- **Goal**:
Write out the complete material exactly as it stands.

• • • • •

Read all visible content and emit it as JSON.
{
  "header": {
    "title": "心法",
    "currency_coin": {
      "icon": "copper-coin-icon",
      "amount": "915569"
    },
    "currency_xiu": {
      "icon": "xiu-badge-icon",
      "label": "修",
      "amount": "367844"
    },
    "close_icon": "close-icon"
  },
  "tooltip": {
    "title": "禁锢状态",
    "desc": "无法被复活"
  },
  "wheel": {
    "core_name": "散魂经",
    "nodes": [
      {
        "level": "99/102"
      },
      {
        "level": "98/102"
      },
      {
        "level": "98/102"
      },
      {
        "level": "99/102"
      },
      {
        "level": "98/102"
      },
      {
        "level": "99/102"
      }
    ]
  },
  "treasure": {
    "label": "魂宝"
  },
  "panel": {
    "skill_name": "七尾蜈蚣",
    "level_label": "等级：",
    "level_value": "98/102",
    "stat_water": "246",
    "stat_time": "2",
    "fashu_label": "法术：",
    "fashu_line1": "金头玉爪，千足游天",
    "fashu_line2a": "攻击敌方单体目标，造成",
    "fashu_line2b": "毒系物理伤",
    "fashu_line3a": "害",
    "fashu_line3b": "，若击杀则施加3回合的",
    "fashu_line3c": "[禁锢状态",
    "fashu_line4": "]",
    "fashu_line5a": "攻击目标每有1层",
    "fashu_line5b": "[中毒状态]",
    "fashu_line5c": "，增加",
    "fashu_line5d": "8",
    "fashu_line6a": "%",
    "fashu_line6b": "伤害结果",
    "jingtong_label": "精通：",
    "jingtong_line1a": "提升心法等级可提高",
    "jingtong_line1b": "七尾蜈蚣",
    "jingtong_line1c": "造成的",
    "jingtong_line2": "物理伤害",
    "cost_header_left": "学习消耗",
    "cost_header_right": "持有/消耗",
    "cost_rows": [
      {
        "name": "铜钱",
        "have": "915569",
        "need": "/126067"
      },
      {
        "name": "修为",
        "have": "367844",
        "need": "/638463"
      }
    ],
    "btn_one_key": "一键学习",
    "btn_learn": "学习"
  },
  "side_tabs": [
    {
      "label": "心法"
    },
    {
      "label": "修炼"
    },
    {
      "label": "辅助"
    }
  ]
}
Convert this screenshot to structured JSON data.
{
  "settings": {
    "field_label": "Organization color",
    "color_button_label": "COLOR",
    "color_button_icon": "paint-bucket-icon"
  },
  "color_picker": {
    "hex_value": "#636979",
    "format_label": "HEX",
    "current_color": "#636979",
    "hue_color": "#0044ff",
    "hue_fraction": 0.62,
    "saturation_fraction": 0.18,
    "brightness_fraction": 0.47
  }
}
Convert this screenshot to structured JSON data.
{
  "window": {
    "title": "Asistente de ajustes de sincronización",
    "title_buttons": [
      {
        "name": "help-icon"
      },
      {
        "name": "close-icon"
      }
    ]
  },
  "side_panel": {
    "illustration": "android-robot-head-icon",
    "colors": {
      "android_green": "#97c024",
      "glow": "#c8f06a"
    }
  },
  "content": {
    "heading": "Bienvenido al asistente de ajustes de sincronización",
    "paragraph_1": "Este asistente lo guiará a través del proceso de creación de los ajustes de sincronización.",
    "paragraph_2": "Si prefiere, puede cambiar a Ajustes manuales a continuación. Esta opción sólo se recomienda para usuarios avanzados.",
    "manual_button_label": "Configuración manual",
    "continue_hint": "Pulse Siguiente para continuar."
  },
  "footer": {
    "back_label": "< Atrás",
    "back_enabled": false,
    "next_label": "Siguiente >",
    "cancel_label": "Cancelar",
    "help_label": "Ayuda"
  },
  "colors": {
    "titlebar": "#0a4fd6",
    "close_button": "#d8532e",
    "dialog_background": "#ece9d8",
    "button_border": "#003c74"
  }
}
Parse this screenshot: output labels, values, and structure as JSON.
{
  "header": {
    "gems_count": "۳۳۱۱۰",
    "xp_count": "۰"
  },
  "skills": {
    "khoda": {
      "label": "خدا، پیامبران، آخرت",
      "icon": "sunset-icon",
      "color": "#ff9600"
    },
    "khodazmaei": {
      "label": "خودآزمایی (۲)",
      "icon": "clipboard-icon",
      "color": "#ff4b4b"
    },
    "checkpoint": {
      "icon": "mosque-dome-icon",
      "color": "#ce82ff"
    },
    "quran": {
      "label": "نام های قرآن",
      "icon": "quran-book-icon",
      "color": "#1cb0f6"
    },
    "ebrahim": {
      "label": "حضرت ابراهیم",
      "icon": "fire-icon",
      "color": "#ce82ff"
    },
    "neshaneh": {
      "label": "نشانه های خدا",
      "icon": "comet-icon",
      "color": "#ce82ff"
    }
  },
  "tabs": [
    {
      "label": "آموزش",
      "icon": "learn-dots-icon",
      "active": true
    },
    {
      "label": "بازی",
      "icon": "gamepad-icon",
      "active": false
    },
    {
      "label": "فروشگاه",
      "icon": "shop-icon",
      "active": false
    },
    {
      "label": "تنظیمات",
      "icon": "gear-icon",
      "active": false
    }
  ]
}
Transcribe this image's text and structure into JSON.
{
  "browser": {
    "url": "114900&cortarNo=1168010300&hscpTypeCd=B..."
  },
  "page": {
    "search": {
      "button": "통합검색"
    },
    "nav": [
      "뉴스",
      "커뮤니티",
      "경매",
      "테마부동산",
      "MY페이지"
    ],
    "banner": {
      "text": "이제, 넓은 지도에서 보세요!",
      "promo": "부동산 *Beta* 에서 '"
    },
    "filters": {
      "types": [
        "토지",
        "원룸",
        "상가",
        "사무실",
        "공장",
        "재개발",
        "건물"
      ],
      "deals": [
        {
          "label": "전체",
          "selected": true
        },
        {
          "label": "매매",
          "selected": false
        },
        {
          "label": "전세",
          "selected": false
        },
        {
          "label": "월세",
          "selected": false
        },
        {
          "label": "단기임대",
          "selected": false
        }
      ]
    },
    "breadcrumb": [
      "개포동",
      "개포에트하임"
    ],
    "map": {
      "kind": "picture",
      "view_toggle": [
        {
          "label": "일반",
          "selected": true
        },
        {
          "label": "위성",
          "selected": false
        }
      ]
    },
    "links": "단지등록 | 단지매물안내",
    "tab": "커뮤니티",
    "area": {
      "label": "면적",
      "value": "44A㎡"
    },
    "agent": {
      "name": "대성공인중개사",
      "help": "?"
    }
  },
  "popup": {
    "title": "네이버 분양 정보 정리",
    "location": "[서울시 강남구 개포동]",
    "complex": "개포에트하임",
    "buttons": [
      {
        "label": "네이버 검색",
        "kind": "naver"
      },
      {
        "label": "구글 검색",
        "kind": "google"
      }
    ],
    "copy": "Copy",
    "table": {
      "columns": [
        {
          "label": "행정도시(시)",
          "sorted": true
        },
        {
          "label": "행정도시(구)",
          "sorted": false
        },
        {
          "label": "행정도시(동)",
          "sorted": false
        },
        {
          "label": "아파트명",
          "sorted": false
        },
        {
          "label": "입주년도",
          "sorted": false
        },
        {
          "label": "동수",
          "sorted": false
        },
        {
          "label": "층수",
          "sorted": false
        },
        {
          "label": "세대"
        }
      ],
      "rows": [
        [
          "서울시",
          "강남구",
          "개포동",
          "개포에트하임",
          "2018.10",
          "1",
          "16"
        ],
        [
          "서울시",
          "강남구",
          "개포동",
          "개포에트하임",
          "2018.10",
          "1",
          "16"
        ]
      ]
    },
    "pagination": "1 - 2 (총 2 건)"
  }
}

• • • • •

- **Solution for this task**:
Read all visible content and emit it as JSON.
{
  "header": {
    "title": "心法",
    "currency_coin": {
      "icon": "copper-coin-icon",
      "amount": "915569"
    },
    "currency_xiu": {
      "icon": "xiu-badge-icon",
      "label": "修",
      "amount": "367844"
    },
    "close_icon": "close-icon"
  },
  "tooltip": {
    "title": "禁锢状态",
    "desc": "无法被复活"
  },
  "wheel": {
    "core_name": "散魂经",
    "nodes": [
      {
        "level": "99/102"
      },
      {
        "level": "98/102"
      },
      {
        "level": "98/102"
      },
      {
        "level": "99/102"
      },
      {
        "level": "98/102"
      },
      {
        "level": "99/102"
      }
    ]
  },
  "treasure": {
    "label": "魂宝"
  },
  "panel": {
    "skill_name": "七尾蜈蚣",
    "level_label": "等级：",
    "level_value": "98/102",
    "stat_water": "246",
    "stat_time": "2",
    "fashu_label": "法术：",
    "fashu_line1": "金头玉爪，千足游天",
    "fashu_line2a": "攻击敌方单体目标，造成",
    "fashu_line2b": "毒系物理伤",
    "fashu_line3a": "害",
    "fashu_line3b": "，若击杀则施加3回合的",
    "fashu_line3c": "[禁锢状态",
    "fashu_line4": "]",
    "fashu_line5a": "攻击目标每有1层",
    "fashu_line5b": "[中毒状态]",
    "fashu_line5c": "，增加",
    "fashu_line5d": "8",
    "fashu_line6a": "%",
    "fashu_line6b": "伤害结果",
    "jingtong_label": "精通：",
    "jingtong_line1a": "提升心法等级可提高",
    "jingtong_line1b": "七尾蜈蚣",
    "jingtong_line1c": "造成的",
    "jingtong_line2": "物理伤害",
    "cost_header_left": "学习消耗",
    "cost_header_right": "持有/消耗",
    "cost_rows": [
      {
        "name": "铜钱",
        "have": "915569",
        "need": "/126067"
      },
      {
        "name": "修为",
        "have": "367844",
        "need": "/638463"
      }
    ],
    "btn_one_key": "一键学习",
    "btn_learn": "学习"
  },
  "side_tabs": [
    {
      "label": "心法"
    },
    {
      "label": "修炼"
    },
    {
      "label": "辅助"
    }
  ]
}
Convert this screenshot to structured JSON data.
{
  "settings": {
    "field_label": "Organization color",
    "color_button_label": "COLOR",
    "color_button_icon": "paint-bucket-icon"
  },
  "color_picker": {
    "hex_value": "#636979",
    "format_label": "HEX",
    "current_color": "#636979",
    "hue_color": "#0044ff",
    "hue_fraction": 0.62,
    "saturation_fraction": 0.18,
    "brightness_fraction": 0.47
  }
}
Convert this screenshot to structured JSON data.
{
  "window": {
    "title": "Asistente de ajustes de sincronización",
    "title_buttons": [
      {
        "name": "help-icon"
      },
      {
        "name": "close-icon"
      }
    ]
  },
  "side_panel": {
    "illustration": "android-robot-head-icon",
    "colors": {
      "android_green": "#97c024",
      "glow": "#c8f06a"
    }
  },
  "content": {
    "heading": "Bienvenido al asistente de ajustes de sincronización",
    "paragraph_1": "Este asistente lo guiará a través del proceso de creación de los ajustes de sincronización.",
    "paragraph_2": "Si prefiere, puede cambiar a Ajustes manuales a continuación. Esta opción sólo se recomienda para usuarios avanzados.",
    "manual_button_label": "Configuración manual",
    "continue_hint": "Pulse Siguiente para continuar."
  },
  "footer": {
    "back_label": "< Atrás",
    "back_enabled": false,
    "next_label": "Siguiente >",
    "cancel_label": "Cancelar",
    "help_label": "Ayuda"
  },
  "colors": {
    "titlebar": "#0a4fd6",
    "close_button": "#d8532e",
    "dialog_background": "#ece9d8",
    "button_border": "#003c74"
  }
}
Parse this screenshot: output labels, values, and structure as JSON.
{
  "header": {
    "gems_count": "۳۳۱۱۰",
    "xp_count": "۰"
  },
  "skills": {
    "khoda": {
      "label": "خدا، پیامبران، آخرت",
      "icon": "sunset-icon",
      "color": "#ff9600"
    },
    "khodazmaei": {
      "label": "خودآزمایی (۲)",
      "icon": "clipboard-icon",
      "color": "#ff4b4b"
    },
    "checkpoint": {
      "icon": "mosque-dome-icon",
      "color": "#ce82ff"
    },
    "quran": {
      "label": "نام های قرآن",
      "icon": "quran-book-icon",
      "color": "#1cb0f6"
    },
    "ebrahim": {
      "label": "حضرت ابراهیم",
      "icon": "fire-icon",
      "color": "#ce82ff"
    },
    "neshaneh": {
      "label": "نشانه های خدا",
      "icon": "comet-icon",
      "color": "#ce82ff"
    }
  },
  "tabs": [
    {
      "label": "آموزش",
      "icon": "learn-dots-icon",
      "active": true
    },
    {
      "label": "بازی",
      "icon": "gamepad-icon",
      "active": false
    },
    {
      "label": "فروشگاه",
      "icon": "shop-icon",
      "active": false
    },
    {
      "label": "تنظیمات",
      "icon": "gear-icon",
      "active": false
    }
  ]
}
Transcribe this image's text and structure into JSON.
{
  "browser": {
    "url": "114900&cortarNo=1168010300&hscpTypeCd=B..."
  },
  "page": {
    "search": {
      "button": "통합검색"
    },
    "nav": [
      "뉴스",
      "커뮤니티",
      "경매",
      "테마부동산",
      "MY페이지"
    ],
    "banner": {
      "text": "이제, 넓은 지도에서 보세요!",
      "promo": "부동산 *Beta* 에서 '"
    },
    "filters": {
      "types": [
        "토지",
        "원룸",
        "상가",
        "사무실",
        "공장",
        "재개발",
        "건물"
      ],
      "deals": [
        {
          "label": "전체",
          "selected": true
        },
        {
          "label": "매매",
          "selected": false
        },
        {
          "label": "전세",
          "selected": false
        },
        {
          "label": "월세",
          "selected": false
        },
        {
          "label": "단기임대",
          "selected": false
        }
      ]
    },
    "breadcrumb": [
      "개포동",
      "개포에트하임"
    ],
    "map": {
      "kind": "picture",
      "view_toggle": [
        {
          "label": "일반",
          "selected": true
        },
        {
          "label": "위성",
          "selected": false
        }
      ]
    },
    "links": "단지등록 | 단지매물안내",
    "tab": "커뮤니티",
    "area": {
      "label": "면적",
      "value": "44A㎡"
    },
    "agent": {
      "name": "대성공인중개사",
      "help": "?"
    }
  },
  "popup": {
    "title": "네이버 분양 정보 정리",
    "location": "[서울시 강남구 개포동]",
    "complex": "개포에트하임",
    "buttons": [
      {
        "label": "네이버 검색",
        "kind": "naver"
      },
      {
        "label": "구글 검색",
        "kind": "google"
      }
    ],
    "copy": "Copy",
    "table": {
      "columns": [
        {
          "label": "행정도시(시)",
          "sorted": true
        },
        {
          "label": "행정도시(구)",
          "sorted": false
        },
        {
          "label": "행정도시(동)",
          "sorted": false
        },
        {
          "label": "아파트명",
          "sorted": false
        },
        {
          "label": "입주년도",
          "sorted": false
        },
        {
          "label": "동수",
          "sorted": false
        },
        {
          "label": "층수",
          "sorted": false
        },
        {
          "label": "세대"
        }
      ],
      "rows": [
        [
          "서울시",
          "강남구",
          "개포동",
          "개포에트하임",
          "2018.10",
          "1",
          "16"
        ],
        [
          "서울시",
          "강남구",
          "개포동",
          "개포에트하임",
          "2018.10",
          "1",
          "16"
        ]
      ]
    },
    "pagination": "1 - 2 (총 2 건)"
  }
}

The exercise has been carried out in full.